## Task goal
Restate the whole of the material. Keep every word, and drop the pictures.

━━━ Data for the task

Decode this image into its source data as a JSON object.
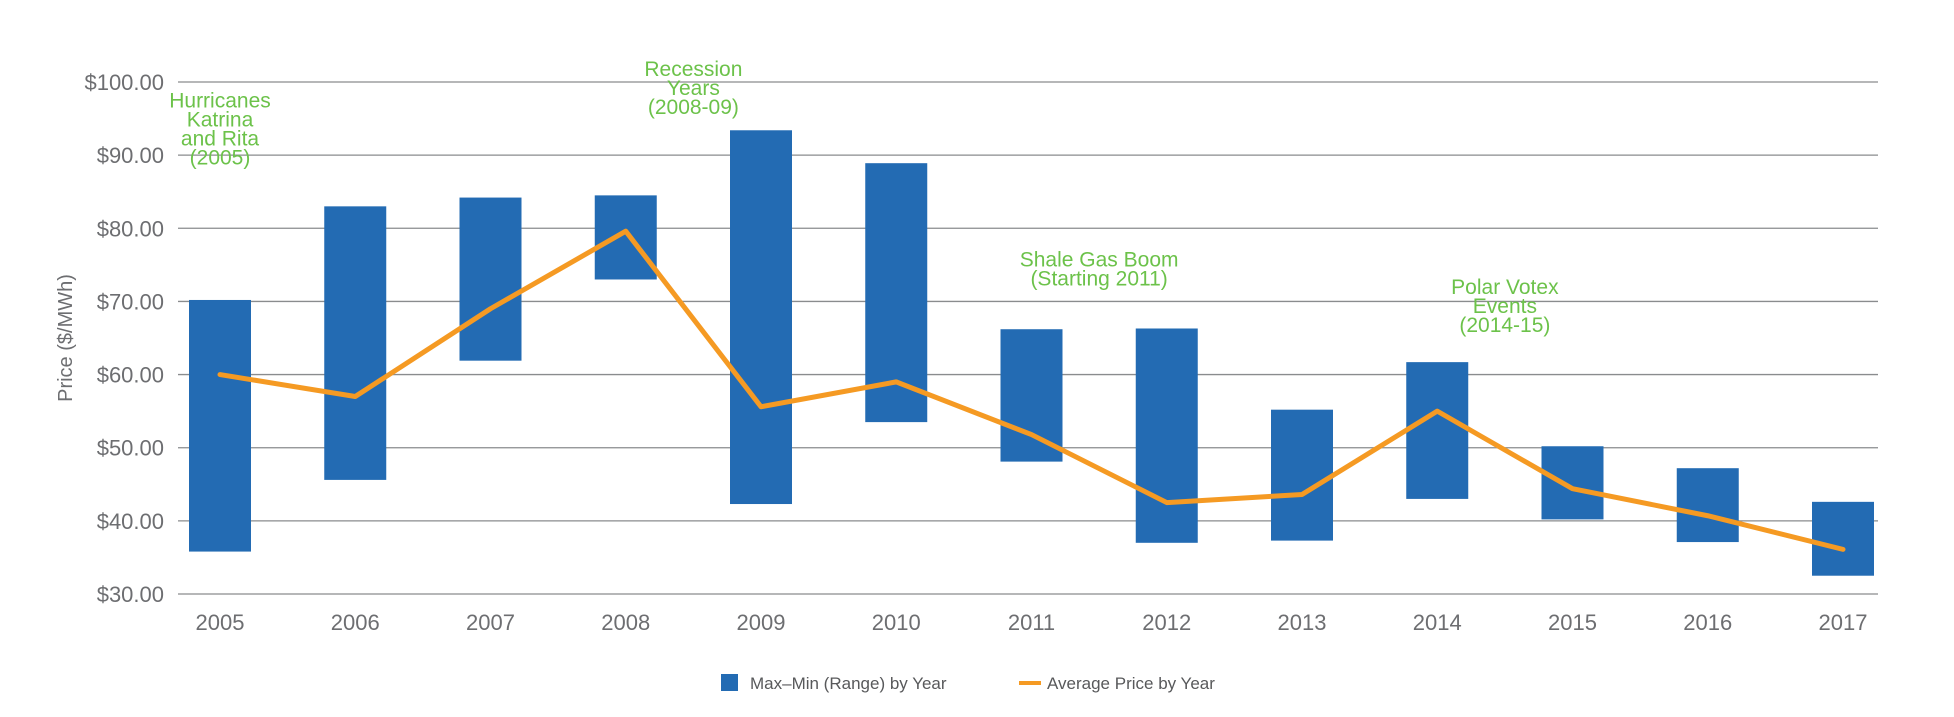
{
  "chart_data": {
    "type": "bar",
    "subtype": "floating-range-with-line",
    "categories": [
      "2005",
      "2006",
      "2007",
      "2008",
      "2009",
      "2010",
      "2011",
      "2012",
      "2013",
      "2014",
      "2015",
      "2016",
      "2017"
    ],
    "series": [
      {
        "name": "Max–Min (Range) by Year",
        "type": "range-bar",
        "color": "#236bb3",
        "max": [
          70.2,
          83.0,
          84.2,
          84.5,
          93.4,
          88.9,
          66.2,
          66.3,
          55.2,
          61.7,
          50.2,
          47.2,
          42.6
        ],
        "min": [
          35.8,
          45.6,
          61.9,
          73.0,
          42.3,
          53.5,
          48.1,
          37.0,
          37.3,
          43.0,
          40.2,
          37.1,
          32.5
        ]
      },
      {
        "name": "Average Price by Year",
        "type": "line",
        "color": "#f59a23",
        "values": [
          60.0,
          57.0,
          69.0,
          79.6,
          55.6,
          59.0,
          51.8,
          42.5,
          43.6,
          55.0,
          44.4,
          40.7,
          36.1
        ]
      }
    ],
    "ylabel": "Price ($/MWh)",
    "ylim": [
      30,
      100
    ],
    "yticks": [
      30,
      40,
      50,
      60,
      70,
      80,
      90,
      100
    ],
    "ytick_labels": [
      "$30.00",
      "$40.00",
      "$50.00",
      "$60.00",
      "$70.00",
      "$80.00",
      "$90.00",
      "$100.00"
    ],
    "grid": true,
    "legend_position": "bottom-center",
    "annotation_color": "#6cc24a",
    "annotations": [
      {
        "category": "2005",
        "value": 96.5,
        "lines": [
          "Hurricanes",
          "Katrina",
          "and Rita",
          "(2005)"
        ]
      },
      {
        "category": "2008.5",
        "value": 100.8,
        "lines": [
          "Recession",
          "Years",
          "(2008-09)"
        ]
      },
      {
        "category": "2011.5",
        "value": 74.8,
        "lines": [
          "Shale Gas Boom",
          "(Starting 2011)"
        ]
      },
      {
        "category": "2014.5",
        "value": 71.0,
        "lines": [
          "Polar Votex",
          "Events",
          "(2014-15)"
        ]
      }
    ]
  }
}
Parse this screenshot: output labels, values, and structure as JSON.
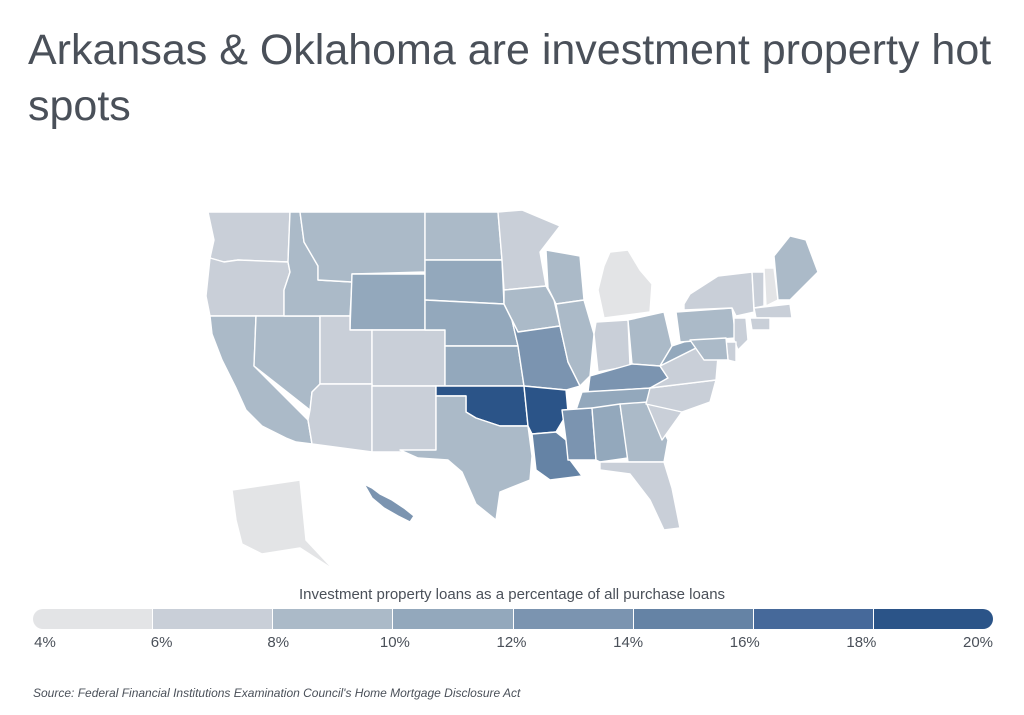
{
  "title": "Arkansas & Oklahoma are investment property hot spots",
  "legend": {
    "title": "Investment property loans as a percentage of all purchase loans",
    "ticks": [
      "4%",
      "6%",
      "8%",
      "10%",
      "12%",
      "14%",
      "16%",
      "18%",
      "20%"
    ],
    "colors": [
      "#e3e4e6",
      "#c9cfd8",
      "#abbac8",
      "#93a8bc",
      "#7b94b0",
      "#6583a5",
      "#46699a",
      "#2b5488"
    ]
  },
  "source": "Source:  Federal Financial Institutions Examination Council's Home Mortgage Disclosure Act",
  "map_data": {
    "scale": "4% to 20%",
    "states": {
      "WA": "6-8%",
      "OR": "6-8%",
      "CA": "8-10%",
      "NV": "8-10%",
      "ID": "8-10%",
      "MT": "8-10%",
      "WY": "10-12%",
      "UT": "6-8%",
      "CO": "6-8%",
      "AZ": "6-8%",
      "NM": "6-8%",
      "ND": "8-10%",
      "SD": "10-12%",
      "NE": "10-12%",
      "KS": "10-12%",
      "OK": "18-20%",
      "TX": "8-10%",
      "MN": "6-8%",
      "IA": "8-10%",
      "MO": "12-14%",
      "AR": "18-20%",
      "LA": "14-16%",
      "WI": "8-10%",
      "IL": "8-10%",
      "MI": "4-6%",
      "IN": "6-8%",
      "OH": "8-10%",
      "KY": "12-14%",
      "TN": "10-12%",
      "MS": "12-14%",
      "AL": "10-12%",
      "GA": "8-10%",
      "FL": "6-8%",
      "SC": "6-8%",
      "NC": "6-8%",
      "VA": "6-8%",
      "WV": "10-12%",
      "PA": "8-10%",
      "NY": "6-8%",
      "VT": "6-8%",
      "NH": "4-6%",
      "ME": "8-10%",
      "MA": "6-8%",
      "CT": "6-8%",
      "NJ": "6-8%",
      "DE": "6-8%",
      "MD": "8-10%",
      "AK": "4-6%",
      "HI": "12-14%"
    }
  }
}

━━━━━━

## Exercise answer
Decode this image into its source data as a JSON object.
{
  "chart_data": {
    "type": "bar",
    "subtype": "floating-range-with-line",
    "categories": [
      "2005",
      "2006",
      "2007",
      "2008",
      "2009",
      "2010",
      "2011",
      "2012",
      "2013",
      "2014",
      "2015",
      "2016",
      "2017"
    ],
    "series": [
      {
        "name": "Max–Min (Range) by Year",
        "type": "range-bar",
        "color": "#236bb3",
        "max": [
          70.2,
          83.0,
          84.2,
          84.5,
          93.4,
          88.9,
          66.2,
          66.3,
          55.2,
          61.7,
          50.2,
          47.2,
          42.6
        ],
        "min": [
          35.8,
          45.6,
          61.9,
          73.0,
          42.3,
          53.5,
          48.1,
          37.0,
          37.3,
          43.0,
          40.2,
          37.1,
          32.5
        ]
      },
      {
        "name": "Average Price by Year",
        "type": "line",
        "color": "#f59a23",
        "values": [
          60.0,
          57.0,
          69.0,
          79.6,
          55.6,
          59.0,
          51.8,
          42.5,
          43.6,
          55.0,
          44.4,
          40.7,
          36.1
        ]
      }
    ],
    "ylabel": "Price ($/MWh)",
    "ylim": [
      30,
      100
    ],
    "yticks": [
      30,
      40,
      50,
      60,
      70,
      80,
      90,
      100
    ],
    "ytick_labels": [
      "$30.00",
      "$40.00",
      "$50.00",
      "$60.00",
      "$70.00",
      "$80.00",
      "$90.00",
      "$100.00"
    ],
    "grid": true,
    "legend_position": "bottom-center",
    "annotation_color": "#6cc24a",
    "annotations": [
      {
        "category": "2005",
        "value": 96.5,
        "lines": [
          "Hurricanes",
          "Katrina",
          "and Rita",
          "(2005)"
        ]
      },
      {
        "category": "2008.5",
        "value": 100.8,
        "lines": [
          "Recession",
          "Years",
          "(2008-09)"
        ]
      },
      {
        "category": "2011.5",
        "value": 74.8,
        "lines": [
          "Shale Gas Boom",
          "(Starting 2011)"
        ]
      },
      {
        "category": "2014.5",
        "value": 71.0,
        "lines": [
          "Polar Votex",
          "Events",
          "(2014-15)"
        ]
      }
    ]
  }
}
Parse this screenshot: output labels, values, and structure as JSON.
{
  "title": "Arkansas & Oklahoma are investment property hot spots",
  "legend": {
    "title": "Investment property loans as a percentage of all purchase loans",
    "ticks": [
      "4%",
      "6%",
      "8%",
      "10%",
      "12%",
      "14%",
      "16%",
      "18%",
      "20%"
    ],
    "colors": [
      "#e3e4e6",
      "#c9cfd8",
      "#abbac8",
      "#93a8bc",
      "#7b94b0",
      "#6583a5",
      "#46699a",
      "#2b5488"
    ]
  },
  "source": "Source:  Federal Financial Institutions Examination Council's Home Mortgage Disclosure Act",
  "map_data": {
    "scale": "4% to 20%",
    "states": {
      "WA": "6-8%",
      "OR": "6-8%",
      "CA": "8-10%",
      "NV": "8-10%",
      "ID": "8-10%",
      "MT": "8-10%",
      "WY": "10-12%",
      "UT": "6-8%",
      "CO": "6-8%",
      "AZ": "6-8%",
      "NM": "6-8%",
      "ND": "8-10%",
      "SD": "10-12%",
      "NE": "10-12%",
      "KS": "10-12%",
      "OK": "18-20%",
      "TX": "8-10%",
      "MN": "6-8%",
      "IA": "8-10%",
      "MO": "12-14%",
      "AR": "18-20%",
      "LA": "14-16%",
      "WI": "8-10%",
      "IL": "8-10%",
      "MI": "4-6%",
      "IN": "6-8%",
      "OH": "8-10%",
      "KY": "12-14%",
      "TN": "10-12%",
      "MS": "12-14%",
      "AL": "10-12%",
      "GA": "8-10%",
      "FL": "6-8%",
      "SC": "6-8%",
      "NC": "6-8%",
      "VA": "6-8%",
      "WV": "10-12%",
      "PA": "8-10%",
      "NY": "6-8%",
      "VT": "6-8%",
      "NH": "4-6%",
      "ME": "8-10%",
      "MA": "6-8%",
      "CT": "6-8%",
      "NJ": "6-8%",
      "DE": "6-8%",
      "MD": "8-10%",
      "AK": "4-6%",
      "HI": "12-14%"
    }
  }
}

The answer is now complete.